OBJECTIVE:
Track down the lines that contain "JSON" and copy them.

PROVIDED RECORDS:
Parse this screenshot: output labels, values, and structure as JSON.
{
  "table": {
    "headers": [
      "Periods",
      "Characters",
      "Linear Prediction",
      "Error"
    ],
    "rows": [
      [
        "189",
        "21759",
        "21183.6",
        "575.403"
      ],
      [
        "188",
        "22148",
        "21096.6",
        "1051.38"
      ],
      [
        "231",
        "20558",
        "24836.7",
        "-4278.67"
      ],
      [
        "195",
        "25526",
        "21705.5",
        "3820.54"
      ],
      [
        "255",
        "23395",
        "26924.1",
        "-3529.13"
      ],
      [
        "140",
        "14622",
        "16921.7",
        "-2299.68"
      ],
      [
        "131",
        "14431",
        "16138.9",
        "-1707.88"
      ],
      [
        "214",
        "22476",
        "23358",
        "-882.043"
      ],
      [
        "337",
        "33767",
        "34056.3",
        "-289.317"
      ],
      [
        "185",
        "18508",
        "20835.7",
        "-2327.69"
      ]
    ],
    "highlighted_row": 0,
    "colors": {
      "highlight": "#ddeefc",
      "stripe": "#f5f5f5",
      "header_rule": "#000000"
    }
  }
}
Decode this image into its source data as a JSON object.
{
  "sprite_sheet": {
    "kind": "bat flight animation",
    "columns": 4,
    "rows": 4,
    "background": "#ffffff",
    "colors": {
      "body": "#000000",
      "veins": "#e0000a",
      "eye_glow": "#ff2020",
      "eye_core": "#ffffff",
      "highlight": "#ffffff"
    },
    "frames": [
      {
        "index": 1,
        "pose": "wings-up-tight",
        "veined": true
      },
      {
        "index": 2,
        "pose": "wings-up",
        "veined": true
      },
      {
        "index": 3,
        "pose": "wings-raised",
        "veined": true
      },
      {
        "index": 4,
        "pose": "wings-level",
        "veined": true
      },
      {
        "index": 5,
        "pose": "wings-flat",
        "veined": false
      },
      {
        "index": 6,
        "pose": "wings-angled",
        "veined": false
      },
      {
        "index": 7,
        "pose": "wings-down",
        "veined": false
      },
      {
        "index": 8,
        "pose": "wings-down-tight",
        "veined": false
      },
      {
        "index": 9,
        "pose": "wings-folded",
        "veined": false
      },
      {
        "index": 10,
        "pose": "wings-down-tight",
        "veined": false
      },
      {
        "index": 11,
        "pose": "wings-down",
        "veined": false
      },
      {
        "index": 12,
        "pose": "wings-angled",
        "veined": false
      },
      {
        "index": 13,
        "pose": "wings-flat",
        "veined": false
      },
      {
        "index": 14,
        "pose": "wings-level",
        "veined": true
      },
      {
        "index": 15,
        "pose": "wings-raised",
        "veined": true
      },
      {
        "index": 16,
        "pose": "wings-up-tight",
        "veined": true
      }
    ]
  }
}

SOLUTION TO THIS TASK:
Parse this screenshot: output labels, values, and structure as JSON.
Decode this image into its source data as a JSON object.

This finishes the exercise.